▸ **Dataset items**
○ ○ ○

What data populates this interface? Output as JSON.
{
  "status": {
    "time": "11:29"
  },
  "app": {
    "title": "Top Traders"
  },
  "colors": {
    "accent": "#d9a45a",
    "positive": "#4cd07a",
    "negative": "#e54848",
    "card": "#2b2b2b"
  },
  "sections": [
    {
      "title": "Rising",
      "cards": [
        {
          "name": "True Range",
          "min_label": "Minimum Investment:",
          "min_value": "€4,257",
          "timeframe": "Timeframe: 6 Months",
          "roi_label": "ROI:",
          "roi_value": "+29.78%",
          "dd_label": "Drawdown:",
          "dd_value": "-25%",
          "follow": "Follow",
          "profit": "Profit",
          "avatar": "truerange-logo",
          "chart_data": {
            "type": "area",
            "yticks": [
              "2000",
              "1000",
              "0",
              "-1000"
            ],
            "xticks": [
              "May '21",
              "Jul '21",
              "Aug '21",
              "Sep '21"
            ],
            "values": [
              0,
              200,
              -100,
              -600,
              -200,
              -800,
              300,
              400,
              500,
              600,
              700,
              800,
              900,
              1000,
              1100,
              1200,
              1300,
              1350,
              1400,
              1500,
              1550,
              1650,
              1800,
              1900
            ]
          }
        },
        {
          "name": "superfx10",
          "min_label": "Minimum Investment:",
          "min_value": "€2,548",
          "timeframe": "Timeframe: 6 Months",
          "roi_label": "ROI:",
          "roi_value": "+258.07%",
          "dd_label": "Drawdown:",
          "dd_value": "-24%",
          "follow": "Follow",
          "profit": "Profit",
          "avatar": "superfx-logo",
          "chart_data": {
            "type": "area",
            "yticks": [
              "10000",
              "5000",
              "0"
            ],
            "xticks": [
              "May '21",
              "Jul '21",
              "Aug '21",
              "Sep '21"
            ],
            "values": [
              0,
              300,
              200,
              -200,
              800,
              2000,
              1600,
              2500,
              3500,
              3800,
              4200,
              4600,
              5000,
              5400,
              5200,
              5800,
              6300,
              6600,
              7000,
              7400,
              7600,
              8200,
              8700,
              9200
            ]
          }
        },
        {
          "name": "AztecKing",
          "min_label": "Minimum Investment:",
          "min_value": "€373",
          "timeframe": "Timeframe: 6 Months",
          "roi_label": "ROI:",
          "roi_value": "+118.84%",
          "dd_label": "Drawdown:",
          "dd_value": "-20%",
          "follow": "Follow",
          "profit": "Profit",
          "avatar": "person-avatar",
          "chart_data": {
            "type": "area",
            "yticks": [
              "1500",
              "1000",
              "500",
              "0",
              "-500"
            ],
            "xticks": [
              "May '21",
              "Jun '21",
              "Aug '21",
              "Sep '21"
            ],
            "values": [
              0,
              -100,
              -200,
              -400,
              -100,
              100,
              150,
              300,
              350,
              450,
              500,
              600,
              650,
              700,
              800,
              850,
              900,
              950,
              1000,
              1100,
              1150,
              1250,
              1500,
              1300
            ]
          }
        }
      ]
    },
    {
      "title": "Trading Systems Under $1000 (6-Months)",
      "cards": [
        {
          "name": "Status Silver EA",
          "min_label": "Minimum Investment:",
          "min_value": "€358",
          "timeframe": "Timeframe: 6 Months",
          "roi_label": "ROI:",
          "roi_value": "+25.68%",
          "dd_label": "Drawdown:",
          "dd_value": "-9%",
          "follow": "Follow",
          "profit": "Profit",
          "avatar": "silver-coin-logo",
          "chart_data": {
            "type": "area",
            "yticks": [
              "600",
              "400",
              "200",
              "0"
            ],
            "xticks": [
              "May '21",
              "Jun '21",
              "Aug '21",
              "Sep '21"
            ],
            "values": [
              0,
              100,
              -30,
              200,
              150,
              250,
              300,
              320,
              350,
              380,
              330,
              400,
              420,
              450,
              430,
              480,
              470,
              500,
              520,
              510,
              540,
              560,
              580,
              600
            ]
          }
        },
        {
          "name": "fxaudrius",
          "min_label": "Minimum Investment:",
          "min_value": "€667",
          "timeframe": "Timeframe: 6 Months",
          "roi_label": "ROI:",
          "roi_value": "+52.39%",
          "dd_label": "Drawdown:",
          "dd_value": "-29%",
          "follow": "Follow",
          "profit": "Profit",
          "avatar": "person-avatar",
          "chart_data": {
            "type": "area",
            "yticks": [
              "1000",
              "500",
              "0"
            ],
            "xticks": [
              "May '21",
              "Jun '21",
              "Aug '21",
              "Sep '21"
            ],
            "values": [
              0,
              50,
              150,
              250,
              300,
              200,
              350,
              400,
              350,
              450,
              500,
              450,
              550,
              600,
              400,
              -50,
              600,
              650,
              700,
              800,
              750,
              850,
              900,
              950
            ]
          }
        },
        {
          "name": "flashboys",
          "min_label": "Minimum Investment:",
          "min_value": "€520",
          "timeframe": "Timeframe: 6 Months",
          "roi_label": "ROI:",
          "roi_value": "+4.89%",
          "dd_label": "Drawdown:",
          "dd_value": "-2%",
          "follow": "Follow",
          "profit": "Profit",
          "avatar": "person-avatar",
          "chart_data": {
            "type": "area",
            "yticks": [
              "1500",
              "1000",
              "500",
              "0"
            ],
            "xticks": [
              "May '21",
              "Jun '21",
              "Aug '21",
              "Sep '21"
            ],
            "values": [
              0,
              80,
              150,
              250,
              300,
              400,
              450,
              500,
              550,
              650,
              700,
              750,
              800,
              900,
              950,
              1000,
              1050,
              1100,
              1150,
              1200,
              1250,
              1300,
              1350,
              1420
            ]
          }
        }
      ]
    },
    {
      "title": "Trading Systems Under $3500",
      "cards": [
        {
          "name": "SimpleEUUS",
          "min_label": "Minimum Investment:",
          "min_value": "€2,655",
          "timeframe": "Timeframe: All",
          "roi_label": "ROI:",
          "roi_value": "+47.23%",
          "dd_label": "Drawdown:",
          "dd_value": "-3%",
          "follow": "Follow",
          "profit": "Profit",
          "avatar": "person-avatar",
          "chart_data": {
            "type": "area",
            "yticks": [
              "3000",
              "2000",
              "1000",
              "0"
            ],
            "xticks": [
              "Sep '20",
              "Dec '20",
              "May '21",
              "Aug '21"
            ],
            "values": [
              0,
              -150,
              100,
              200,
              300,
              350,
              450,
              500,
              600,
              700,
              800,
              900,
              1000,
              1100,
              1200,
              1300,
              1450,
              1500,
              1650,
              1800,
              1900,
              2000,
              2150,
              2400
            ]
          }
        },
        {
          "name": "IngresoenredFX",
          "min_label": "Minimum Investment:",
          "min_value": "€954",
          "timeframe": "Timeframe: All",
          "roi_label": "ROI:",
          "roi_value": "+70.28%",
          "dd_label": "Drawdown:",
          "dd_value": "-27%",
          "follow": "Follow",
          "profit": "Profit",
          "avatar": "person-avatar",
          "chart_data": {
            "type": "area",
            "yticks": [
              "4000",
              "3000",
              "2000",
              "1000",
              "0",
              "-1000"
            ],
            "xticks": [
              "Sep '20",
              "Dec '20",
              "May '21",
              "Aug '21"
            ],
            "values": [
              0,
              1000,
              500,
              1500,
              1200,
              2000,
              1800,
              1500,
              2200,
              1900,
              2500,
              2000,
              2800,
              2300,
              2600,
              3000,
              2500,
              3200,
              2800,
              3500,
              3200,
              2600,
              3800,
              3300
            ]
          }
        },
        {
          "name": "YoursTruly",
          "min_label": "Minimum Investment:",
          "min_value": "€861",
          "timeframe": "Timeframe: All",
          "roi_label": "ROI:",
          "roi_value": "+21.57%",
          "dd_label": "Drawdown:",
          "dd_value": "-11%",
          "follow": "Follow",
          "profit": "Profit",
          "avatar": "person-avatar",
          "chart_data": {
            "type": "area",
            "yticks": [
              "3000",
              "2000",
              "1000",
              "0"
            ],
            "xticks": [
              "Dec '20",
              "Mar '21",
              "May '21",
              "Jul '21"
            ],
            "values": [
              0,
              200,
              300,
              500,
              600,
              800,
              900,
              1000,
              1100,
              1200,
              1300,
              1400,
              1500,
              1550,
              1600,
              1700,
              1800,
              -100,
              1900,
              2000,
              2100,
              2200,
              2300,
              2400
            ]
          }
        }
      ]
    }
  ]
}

○ ○ ○

▸ **Exercise brief**
Report how many lines of the listing above include the word "Trading". Say nothing but the number.

▸ **Solution**
2